*YOUR INSTRUCTIONS*: Set all the material down again unchanged, without the pictures.

*DATA EXCERPTS*:
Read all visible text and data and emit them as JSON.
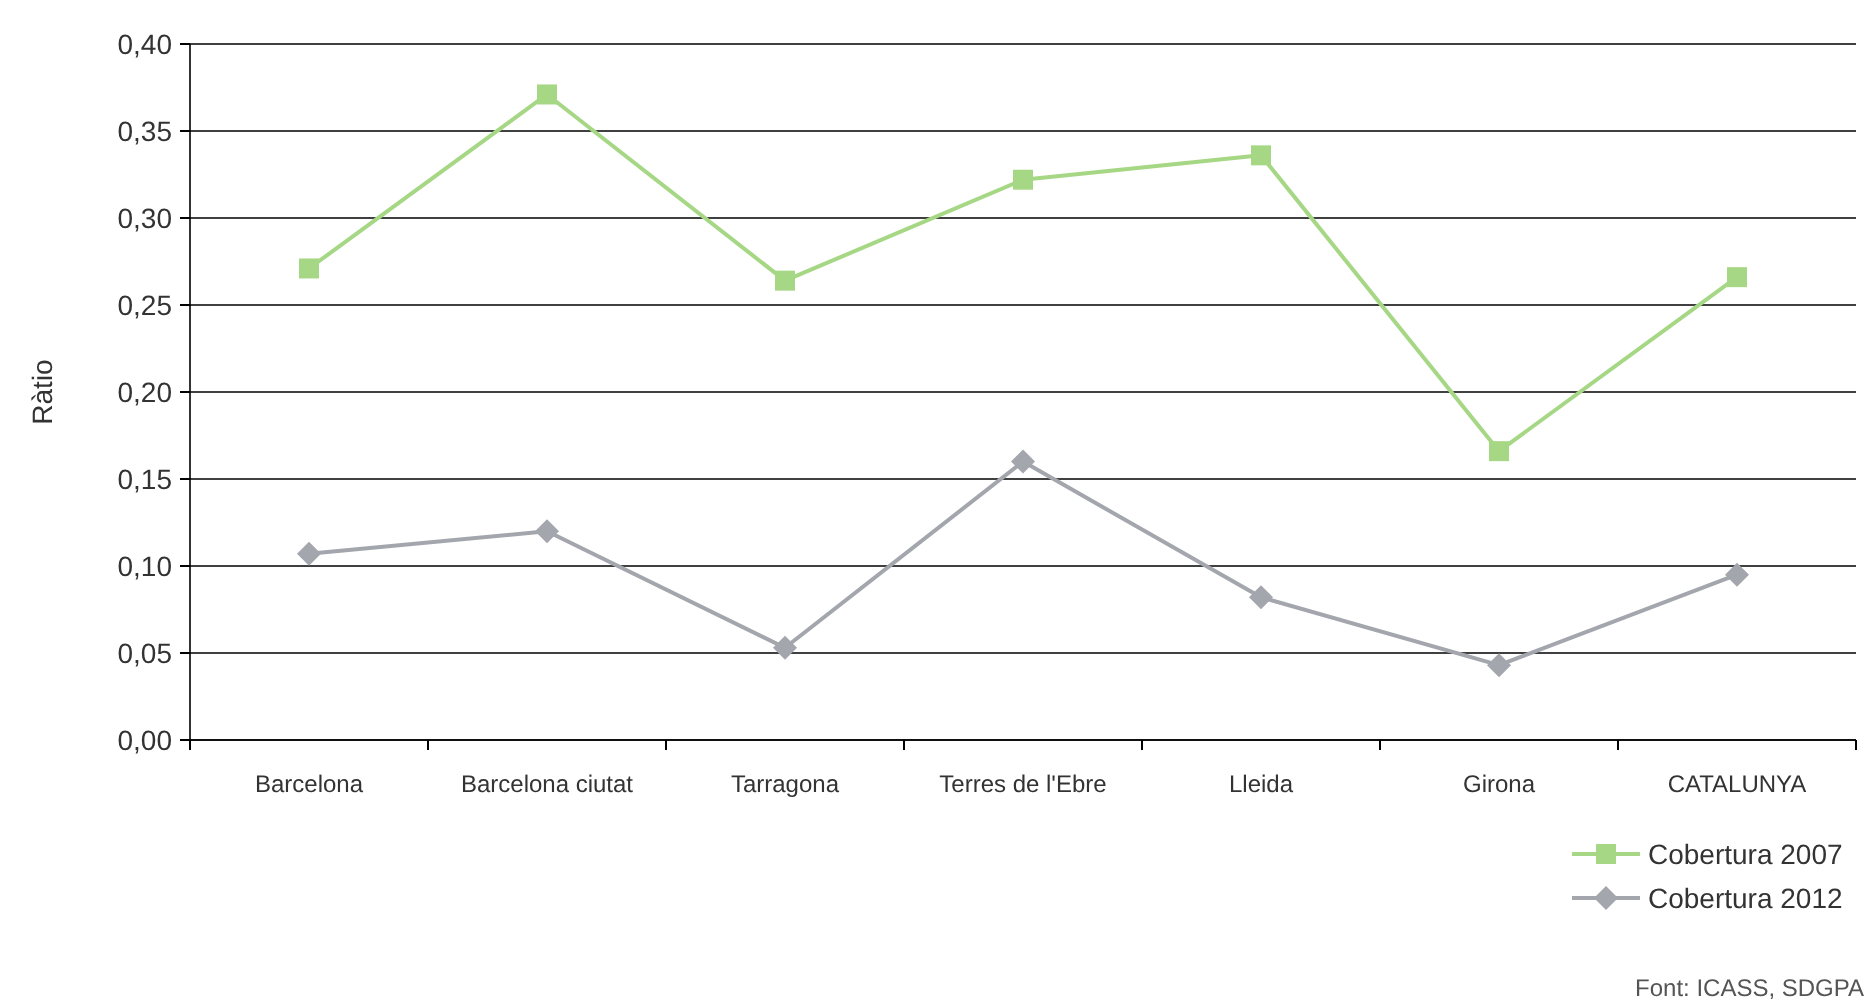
{
  "chart_data": {
    "type": "line",
    "ylabel": "Ràtio",
    "categories": [
      "Barcelona",
      "Barcelona ciutat",
      "Tarragona",
      "Terres de l'Ebre",
      "Lleida",
      "Girona",
      "CATALUNYA"
    ],
    "series": [
      {
        "name": "Cobertura 2007",
        "color": "#a6d785",
        "marker": "square",
        "values": [
          0.271,
          0.371,
          0.264,
          0.322,
          0.336,
          0.166,
          0.266
        ]
      },
      {
        "name": "Cobertura 2012",
        "color": "#a3a6ad",
        "marker": "diamond",
        "values": [
          0.107,
          0.12,
          0.053,
          0.16,
          0.082,
          0.043,
          0.095
        ]
      }
    ],
    "ylim": [
      0,
      0.4
    ],
    "yticks": [
      {
        "value": 0,
        "label": "0,00"
      },
      {
        "value": 0.05,
        "label": "0,05"
      },
      {
        "value": 0.1,
        "label": "0,10"
      },
      {
        "value": 0.15,
        "label": "0,15"
      },
      {
        "value": 0.2,
        "label": "0,20"
      },
      {
        "value": 0.25,
        "label": "0,25"
      },
      {
        "value": 0.3,
        "label": "0,30"
      },
      {
        "value": 0.35,
        "label": "0,35"
      },
      {
        "value": 0.4,
        "label": "0,40"
      }
    ],
    "grid": "y",
    "legend": "bottom right",
    "line_style": "solid",
    "annotations": [
      "Font: ICASS, SDGPA"
    ]
  }
}
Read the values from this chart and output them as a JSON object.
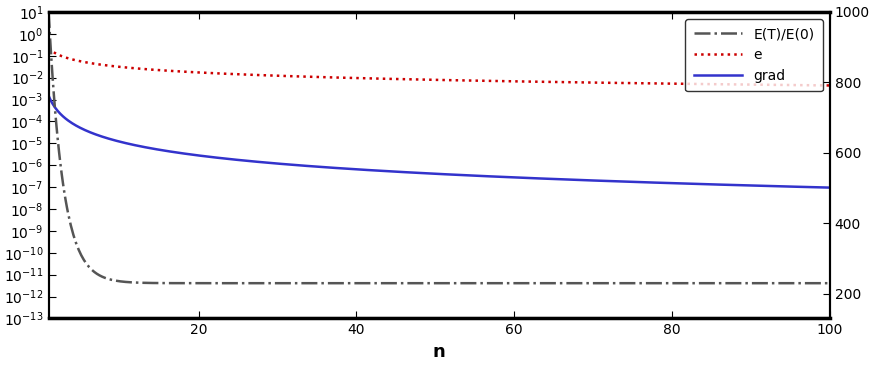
{
  "xlabel": "n",
  "xlim": [
    1,
    100
  ],
  "ylim_left": [
    1e-13,
    10
  ],
  "ylim_right": [
    130,
    1000
  ],
  "right_ticks": [
    200,
    400,
    600,
    800,
    1000
  ],
  "x_ticks": [
    20,
    40,
    60,
    80,
    100
  ],
  "grad_coeff": 0.0015,
  "grad_power": 2.1,
  "e_coeff": 0.22,
  "e_power": 0.85,
  "energy_converge": 230.0,
  "energy_decay_rate": 0.55,
  "line_colors": {
    "grad": "#3333cc",
    "e": "#cc0000",
    "energy": "#555555"
  },
  "legend_labels": [
    "E(T)/E(0)",
    "e",
    "grad"
  ],
  "legend_colors": [
    "#555555",
    "#cc0000",
    "#3333cc"
  ],
  "legend_styles": [
    "-.",
    ":",
    "-"
  ]
}
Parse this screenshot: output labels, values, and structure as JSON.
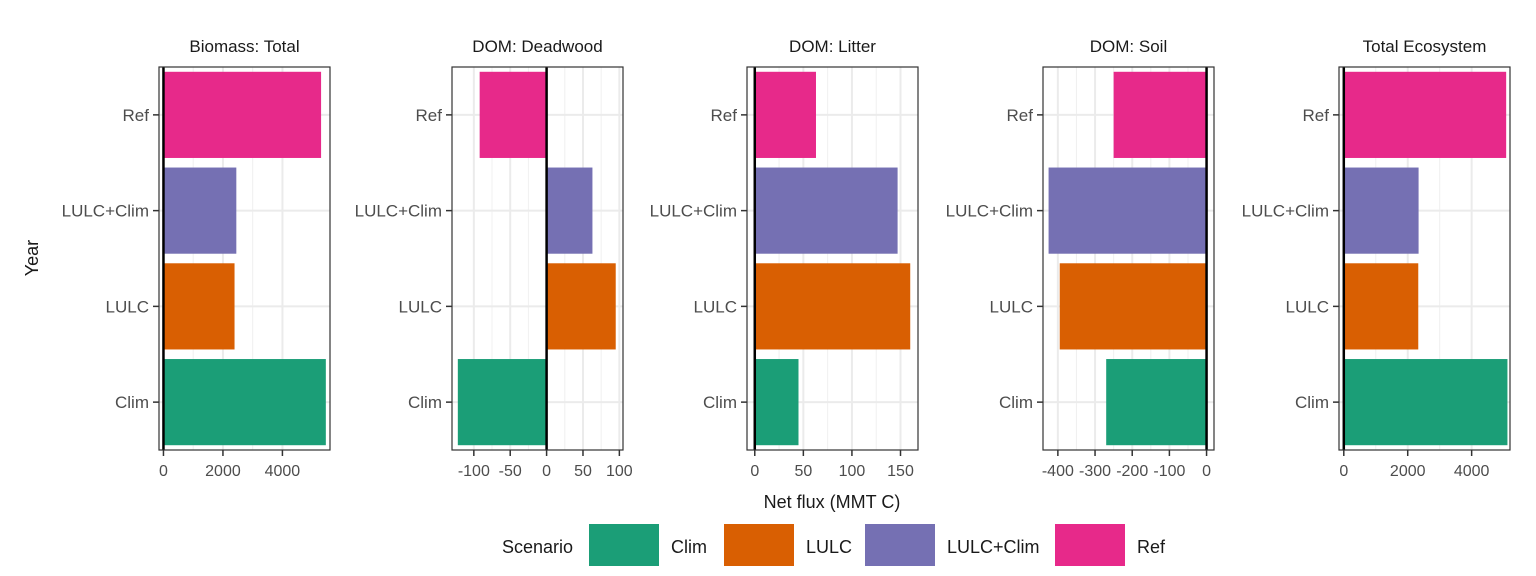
{
  "chart_data": {
    "type": "bar",
    "orientation": "horizontal",
    "xlabel": "Net flux (MMT C)",
    "ylabel": "Year",
    "categories": [
      "Clim",
      "LULC",
      "LULC+Clim",
      "Ref"
    ],
    "grid": true,
    "legend": {
      "title": "Scenario",
      "position": "bottom",
      "items": [
        {
          "name": "Clim",
          "color": "#1b9e77"
        },
        {
          "name": "LULC",
          "color": "#d95f02"
        },
        {
          "name": "LULC+Clim",
          "color": "#7570b3"
        },
        {
          "name": "Ref",
          "color": "#e7298a"
        }
      ]
    },
    "panels": [
      {
        "title": "Biomass: Total",
        "xlim": [
          -150,
          5600
        ],
        "ticks": [
          0,
          2000,
          4000
        ],
        "tick_labels": [
          "0",
          "2000",
          "4000"
        ],
        "values": [
          5460,
          2390,
          2450,
          5300
        ]
      },
      {
        "title": "DOM: Deadwood",
        "xlim": [
          -130,
          105
        ],
        "ticks": [
          -100,
          -50,
          0,
          50,
          100
        ],
        "tick_labels": [
          "-100",
          "-50",
          "0",
          "50",
          "100"
        ],
        "values": [
          -122,
          95,
          63,
          -92
        ]
      },
      {
        "title": "DOM: Litter",
        "xlim": [
          -8,
          168
        ],
        "ticks": [
          0,
          50,
          100,
          150
        ],
        "tick_labels": [
          "0",
          "50",
          "100",
          "150"
        ],
        "values": [
          45,
          160,
          147,
          63
        ]
      },
      {
        "title": "DOM: Soil",
        "xlim": [
          -440,
          20
        ],
        "ticks": [
          -400,
          -300,
          -200,
          -100,
          0
        ],
        "tick_labels": [
          "-400",
          "-300",
          "-200",
          "-100",
          "0"
        ],
        "values": [
          -270,
          -395,
          -425,
          -250
        ]
      },
      {
        "title": "Total Ecosystem",
        "xlim": [
          -150,
          5200
        ],
        "ticks": [
          0,
          2000,
          4000
        ],
        "tick_labels": [
          "0",
          "2000",
          "4000"
        ],
        "values": [
          5120,
          2330,
          2340,
          5080
        ]
      }
    ]
  }
}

*SOLUTION*:
Read all visible text and data and emit them as JSON.
{
  "chart_data": {
    "type": "line",
    "ylabel": "Ràtio",
    "categories": [
      "Barcelona",
      "Barcelona ciutat",
      "Tarragona",
      "Terres de l'Ebre",
      "Lleida",
      "Girona",
      "CATALUNYA"
    ],
    "series": [
      {
        "name": "Cobertura 2007",
        "color": "#a6d785",
        "marker": "square",
        "values": [
          0.271,
          0.371,
          0.264,
          0.322,
          0.336,
          0.166,
          0.266
        ]
      },
      {
        "name": "Cobertura 2012",
        "color": "#a3a6ad",
        "marker": "diamond",
        "values": [
          0.107,
          0.12,
          0.053,
          0.16,
          0.082,
          0.043,
          0.095
        ]
      }
    ],
    "ylim": [
      0,
      0.4
    ],
    "yticks": [
      {
        "value": 0,
        "label": "0,00"
      },
      {
        "value": 0.05,
        "label": "0,05"
      },
      {
        "value": 0.1,
        "label": "0,10"
      },
      {
        "value": 0.15,
        "label": "0,15"
      },
      {
        "value": 0.2,
        "label": "0,20"
      },
      {
        "value": 0.25,
        "label": "0,25"
      },
      {
        "value": 0.3,
        "label": "0,30"
      },
      {
        "value": 0.35,
        "label": "0,35"
      },
      {
        "value": 0.4,
        "label": "0,40"
      }
    ],
    "grid": "y",
    "legend": "bottom right",
    "line_style": "solid",
    "annotations": [
      "Font: ICASS, SDGPA"
    ]
  }
}
Read the values from this chart and output them as a JSON object.
{
  "xlabel": "n",
  "xlim": [
    1,
    100
  ],
  "ylim_left": [
    1e-13,
    10
  ],
  "ylim_right": [
    130,
    1000
  ],
  "right_ticks": [
    200,
    400,
    600,
    800,
    1000
  ],
  "x_ticks": [
    20,
    40,
    60,
    80,
    100
  ],
  "grad_coeff": 0.0015,
  "grad_power": 2.1,
  "e_coeff": 0.22,
  "e_power": 0.85,
  "energy_converge": 230.0,
  "energy_decay_rate": 0.55,
  "line_colors": {
    "grad": "#3333cc",
    "e": "#cc0000",
    "energy": "#555555"
  },
  "legend_labels": [
    "E(T)/E(0)",
    "e",
    "grad"
  ],
  "legend_colors": [
    "#555555",
    "#cc0000",
    "#3333cc"
  ],
  "legend_styles": [
    "-.",
    ":",
    "-"
  ]
}
Parse this screenshot: output labels, values, and structure as JSON.
{
  "chart_data": {
    "type": "bar",
    "orientation": "horizontal",
    "xlabel": "Net flux (MMT C)",
    "ylabel": "Year",
    "categories": [
      "Clim",
      "LULC",
      "LULC+Clim",
      "Ref"
    ],
    "grid": true,
    "legend": {
      "title": "Scenario",
      "position": "bottom",
      "items": [
        {
          "name": "Clim",
          "color": "#1b9e77"
        },
        {
          "name": "LULC",
          "color": "#d95f02"
        },
        {
          "name": "LULC+Clim",
          "color": "#7570b3"
        },
        {
          "name": "Ref",
          "color": "#e7298a"
        }
      ]
    },
    "panels": [
      {
        "title": "Biomass: Total",
        "xlim": [
          -150,
          5600
        ],
        "ticks": [
          0,
          2000,
          4000
        ],
        "tick_labels": [
          "0",
          "2000",
          "4000"
        ],
        "values": [
          5460,
          2390,
          2450,
          5300
        ]
      },
      {
        "title": "DOM: Deadwood",
        "xlim": [
          -130,
          105
        ],
        "ticks": [
          -100,
          -50,
          0,
          50,
          100
        ],
        "tick_labels": [
          "-100",
          "-50",
          "0",
          "50",
          "100"
        ],
        "values": [
          -122,
          95,
          63,
          -92
        ]
      },
      {
        "title": "DOM: Litter",
        "xlim": [
          -8,
          168
        ],
        "ticks": [
          0,
          50,
          100,
          150
        ],
        "tick_labels": [
          "0",
          "50",
          "100",
          "150"
        ],
        "values": [
          45,
          160,
          147,
          63
        ]
      },
      {
        "title": "DOM: Soil",
        "xlim": [
          -440,
          20
        ],
        "ticks": [
          -400,
          -300,
          -200,
          -100,
          0
        ],
        "tick_labels": [
          "-400",
          "-300",
          "-200",
          "-100",
          "0"
        ],
        "values": [
          -270,
          -395,
          -425,
          -250
        ]
      },
      {
        "title": "Total Ecosystem",
        "xlim": [
          -150,
          5200
        ],
        "ticks": [
          0,
          2000,
          4000
        ],
        "tick_labels": [
          "0",
          "2000",
          "4000"
        ],
        "values": [
          5120,
          2330,
          2340,
          5080
        ]
      }
    ]
  }
}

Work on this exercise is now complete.